'''
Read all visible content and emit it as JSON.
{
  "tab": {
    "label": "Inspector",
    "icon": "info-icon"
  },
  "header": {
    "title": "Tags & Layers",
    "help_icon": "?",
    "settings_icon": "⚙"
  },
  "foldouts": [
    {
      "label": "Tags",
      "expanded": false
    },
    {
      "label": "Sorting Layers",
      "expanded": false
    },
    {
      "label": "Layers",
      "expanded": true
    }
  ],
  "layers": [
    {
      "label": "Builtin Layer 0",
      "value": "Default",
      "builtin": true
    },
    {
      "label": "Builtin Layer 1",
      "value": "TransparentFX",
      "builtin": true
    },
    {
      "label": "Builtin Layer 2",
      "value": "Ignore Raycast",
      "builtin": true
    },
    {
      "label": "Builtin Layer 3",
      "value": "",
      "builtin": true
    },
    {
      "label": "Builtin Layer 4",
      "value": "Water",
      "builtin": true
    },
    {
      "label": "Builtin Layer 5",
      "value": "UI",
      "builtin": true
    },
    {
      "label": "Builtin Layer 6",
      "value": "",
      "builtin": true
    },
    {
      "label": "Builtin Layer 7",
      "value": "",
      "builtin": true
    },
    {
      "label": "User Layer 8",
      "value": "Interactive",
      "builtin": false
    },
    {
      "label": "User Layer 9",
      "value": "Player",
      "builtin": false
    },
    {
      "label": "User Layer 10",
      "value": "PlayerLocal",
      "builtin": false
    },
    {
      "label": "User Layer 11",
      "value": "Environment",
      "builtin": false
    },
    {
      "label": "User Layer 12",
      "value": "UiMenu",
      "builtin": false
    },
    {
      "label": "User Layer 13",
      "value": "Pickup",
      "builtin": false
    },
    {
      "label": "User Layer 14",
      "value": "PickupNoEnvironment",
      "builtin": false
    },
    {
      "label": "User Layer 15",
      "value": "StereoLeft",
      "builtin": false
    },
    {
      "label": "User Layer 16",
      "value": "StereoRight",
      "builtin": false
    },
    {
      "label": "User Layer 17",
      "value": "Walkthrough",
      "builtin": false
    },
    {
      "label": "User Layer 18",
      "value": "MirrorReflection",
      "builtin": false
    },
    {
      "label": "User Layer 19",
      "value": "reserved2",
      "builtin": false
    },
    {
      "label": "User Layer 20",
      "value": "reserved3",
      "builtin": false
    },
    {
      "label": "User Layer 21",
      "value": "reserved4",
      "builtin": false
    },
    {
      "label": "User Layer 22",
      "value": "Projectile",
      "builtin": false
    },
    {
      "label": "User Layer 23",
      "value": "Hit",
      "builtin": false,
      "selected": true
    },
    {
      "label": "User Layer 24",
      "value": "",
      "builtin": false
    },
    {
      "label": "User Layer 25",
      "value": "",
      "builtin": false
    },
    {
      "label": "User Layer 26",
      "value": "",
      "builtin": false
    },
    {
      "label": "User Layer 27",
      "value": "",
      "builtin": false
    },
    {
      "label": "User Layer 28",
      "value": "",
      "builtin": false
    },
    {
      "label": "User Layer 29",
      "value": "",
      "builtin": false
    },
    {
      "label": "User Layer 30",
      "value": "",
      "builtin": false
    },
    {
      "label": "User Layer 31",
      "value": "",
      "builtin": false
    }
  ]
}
'''
§ PROBLEM REQUIREMENTS:
Return all of the above records exactly, leaving no line out.

§ TASK SOLUTION:
Read all visible content and emit it as JSON.
{
  "tab": {
    "label": "Inspector",
    "icon": "info-icon"
  },
  "header": {
    "title": "Tags & Layers",
    "help_icon": "?",
    "settings_icon": "⚙"
  },
  "foldouts": [
    {
      "label": "Tags",
      "expanded": false
    },
    {
      "label": "Sorting Layers",
      "expanded": false
    },
    {
      "label": "Layers",
      "expanded": true
    }
  ],
  "layers": [
    {
      "label": "Builtin Layer 0",
      "value": "Default",
      "builtin": true
    },
    {
      "label": "Builtin Layer 1",
      "value": "TransparentFX",
      "builtin": true
    },
    {
      "label": "Builtin Layer 2",
      "value": "Ignore Raycast",
      "builtin": true
    },
    {
      "label": "Builtin Layer 3",
      "value": "",
      "builtin": true
    },
    {
      "label": "Builtin Layer 4",
      "value": "Water",
      "builtin": true
    },
    {
      "label": "Builtin Layer 5",
      "value": "UI",
      "builtin": true
    },
    {
      "label": "Builtin Layer 6",
      "value": "",
      "builtin": true
    },
    {
      "label": "Builtin Layer 7",
      "value": "",
      "builtin": true
    },
    {
      "label": "User Layer 8",
      "value": "Interactive",
      "builtin": false
    },
    {
      "label": "User Layer 9",
      "value": "Player",
      "builtin": false
    },
    {
      "label": "User Layer 10",
      "value": "PlayerLocal",
      "builtin": false
    },
    {
      "label": "User Layer 11",
      "value": "Environment",
      "builtin": false
    },
    {
      "label": "User Layer 12",
      "value": "UiMenu",
      "builtin": false
    },
    {
      "label": "User Layer 13",
      "value": "Pickup",
      "builtin": false
    },
    {
      "label": "User Layer 14",
      "value": "PickupNoEnvironment",
      "builtin": false
    },
    {
      "label": "User Layer 15",
      "value": "StereoLeft",
      "builtin": false
    },
    {
      "label": "User Layer 16",
      "value": "StereoRight",
      "builtin": false
    },
    {
      "label": "User Layer 17",
      "value": "Walkthrough",
      "builtin": false
    },
    {
      "label": "User Layer 18",
      "value": "MirrorReflection",
      "builtin": false
    },
    {
      "label": "User Layer 19",
      "value": "reserved2",
      "builtin": false
    },
    {
      "label": "User Layer 20",
      "value": "reserved3",
      "builtin": false
    },
    {
      "label": "User Layer 21",
      "value": "reserved4",
      "builtin": false
    },
    {
      "label": "User Layer 22",
      "value": "Projectile",
      "builtin": false
    },
    {
      "label": "User Layer 23",
      "value": "Hit",
      "builtin": false,
      "selected": true
    },
    {
      "label": "User Layer 24",
      "value": "",
      "builtin": false
    },
    {
      "label": "User Layer 25",
      "value": "",
      "builtin": false
    },
    {
      "label": "User Layer 26",
      "value": "",
      "builtin": false
    },
    {
      "label": "User Layer 27",
      "value": "",
      "builtin": false
    },
    {
      "label": "User Layer 28",
      "value": "",
      "builtin": false
    },
    {
      "label": "User Layer 29",
      "value": "",
      "builtin": false
    },
    {
      "label": "User Layer 30",
      "value": "",
      "builtin": false
    },
    {
      "label": "User Layer 31",
      "value": "",
      "builtin": false
    }
  ]
}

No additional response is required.